### DOCUMENT EXCERPT
━━━━━━━━
Post by TheMarcksPlan » 19 Apr 2021 09:05

KDF33 wrote:Yes, this is what most analysts have done and IMO why they missed the real underlying trends.
We haven't discussed this specific issue before, IIRC, so I lazily tried the superficial case on you. You've forced me to be more productive.
KDF33 wrote:1941 creates a statistical illusion, given that it saw (1) the re-tooling of the fighter aircraft plants, (2) the artificially-deflated production of ammunition and (3) the shutdown of army weapons production in the 2nd half of the year.
These factors undoubtedly decreased productivity. My argument will be, however, that our data analysis so far - Tooze's obscure USSBS source, Wagenfuhr's index, even the firm level reports contained in Scherner's article on the aircraft firms - does not provide a means for disentangling your factors (1-3) from the several other dynamics playing out, such as:
  • 1. Learning effects.
  • 2. "Underlying" productivity (using your term), e.g.. changes in demographics as more productive cohorts left industry and more productive joined, unaccounted loss of work hours to bombing, increased industrial dispersion that hampered system productivity, systemic unscheduled (and unaccounted at macro-level) downtimes for raw material shortages.
  • 3. Price-quality quandaries that bedevil calculations of inflation generally but particularly so regarding military products for which there is no free market mechanism. Deflation of later-war prices is a huge source of variance here, as Tooze's discussion amply demonstrates (see also Harrison's Accounting for War for the issue in Soviet context).
━━━━━━━━
### DATA EXCERPTS
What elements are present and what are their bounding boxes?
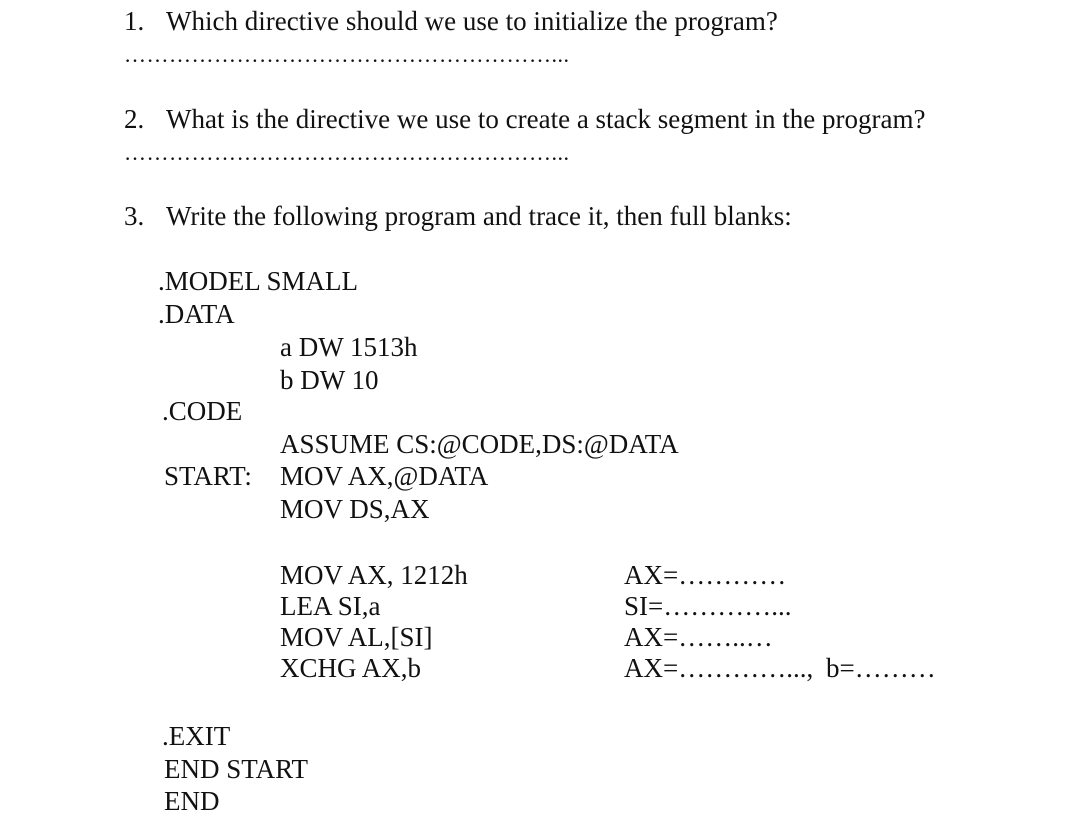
question-3-text: Write the following program and trace it, then full blanks: [166, 201, 792, 231]
lea-si-a-instruction: LEA SI,a [280, 591, 381, 621]
trace-si-blank[interactable]: SI=…………... [624, 591, 792, 621]
question-1-text: Which directive should we use to initialize the program? [166, 6, 778, 36]
xchg-ax-b-instruction: XCHG AX,b [280, 653, 422, 683]
question-3-number: 3. [124, 201, 145, 231]
mov-ax-1212h-instruction: MOV AX, 1212h [280, 560, 468, 590]
question-1-answer-blank[interactable]: …………………………………………………... [124, 42, 570, 67]
model-directive: .MODEL SMALL [158, 266, 358, 296]
start-label: START: [164, 461, 252, 491]
trace-ax-blank-2[interactable]: AX=……..… [624, 622, 773, 652]
mov-ds-ax-instruction: MOV DS,AX [280, 494, 430, 524]
end-start-directive: END START [164, 754, 308, 784]
question-2-answer-blank[interactable]: …………………………………………………... [124, 140, 570, 165]
question-1-number: 1. [124, 6, 145, 36]
variable-b-declaration: b DW 10 [280, 365, 379, 395]
trace-ax-blank-1[interactable]: AX=………… [624, 560, 787, 590]
code-directive: .CODE [162, 396, 243, 426]
assume-statement: ASSUME CS:@CODE,DS:@DATA [280, 429, 679, 459]
trace-b-blank[interactable]: b=……… [826, 653, 936, 683]
trace-ax-blank-3[interactable]: AX=…………..., [624, 653, 814, 683]
mov-ax-data-instruction: MOV AX,@DATA [280, 461, 489, 491]
data-directive: .DATA [158, 299, 235, 329]
exit-directive: .EXIT [162, 721, 231, 751]
end-directive: END [164, 786, 220, 816]
question-2-text: What is the directive we use to create a stack segment in the program? [166, 104, 926, 134]
variable-a-declaration: a DW 1513h [280, 332, 418, 362]
question-2-number: 2. [124, 104, 145, 134]
mov-al-si-instruction: MOV AL,[SI] [280, 622, 433, 652]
━━━━━━━━
### EXERCISE INSTRUCTIONS
1. In the forum post on wartime productivity, shorten the paragraph that begins "These factors undoubtedly decreased productivity" and keep its main points.
2. Translate this sentence from the forum post on wartime productivity into French: "These factors undoubtedly decreased productivity."

### ANSWER LIST
1. These factors lowered productivity. However, the data analyzed so far cannot separate factors 1–3 from several other dynamics at work. That data includes Tooze's obscure USSBS source, Wagenfuhr's index, and the firm-level reports in Scherner's article on the aircraft firms.

2. Ces facteurs ont sans aucun doute réduit la productivité.